■ GIVEN RECORDS:
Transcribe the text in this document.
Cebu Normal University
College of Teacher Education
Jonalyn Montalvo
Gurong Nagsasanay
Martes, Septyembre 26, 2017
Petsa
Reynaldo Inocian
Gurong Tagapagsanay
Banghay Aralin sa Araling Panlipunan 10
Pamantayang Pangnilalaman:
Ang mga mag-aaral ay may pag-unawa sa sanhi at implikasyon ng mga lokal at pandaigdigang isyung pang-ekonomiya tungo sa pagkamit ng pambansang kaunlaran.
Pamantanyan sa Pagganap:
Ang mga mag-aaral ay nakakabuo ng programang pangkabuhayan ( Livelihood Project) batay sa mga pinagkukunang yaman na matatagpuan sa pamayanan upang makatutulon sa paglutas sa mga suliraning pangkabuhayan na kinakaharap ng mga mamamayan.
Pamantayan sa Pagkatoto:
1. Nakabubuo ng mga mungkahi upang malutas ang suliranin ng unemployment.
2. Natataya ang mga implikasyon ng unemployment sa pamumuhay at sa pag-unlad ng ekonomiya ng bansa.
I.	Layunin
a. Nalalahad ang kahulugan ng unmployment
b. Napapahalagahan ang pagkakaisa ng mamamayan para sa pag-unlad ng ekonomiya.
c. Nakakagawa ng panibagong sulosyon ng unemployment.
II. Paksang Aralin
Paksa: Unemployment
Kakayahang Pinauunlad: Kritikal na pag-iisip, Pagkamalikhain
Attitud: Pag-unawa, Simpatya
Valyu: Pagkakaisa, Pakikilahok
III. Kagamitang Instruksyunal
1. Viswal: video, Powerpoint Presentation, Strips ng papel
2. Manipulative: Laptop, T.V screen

■ SHORT TASK:
From the entries above, copy every line that holds the word "unawa".

■ COMPLETE RESPONSE:
Ang mga mag-aaral ay may pag-unawa sa sanhi at implikasyon ng mga lokal at pandaigdigang isyung pang-ekonomiya tungo sa pagkamit ng pambansang kaunlaran.
Attitud: Pag-unawa, Simpatya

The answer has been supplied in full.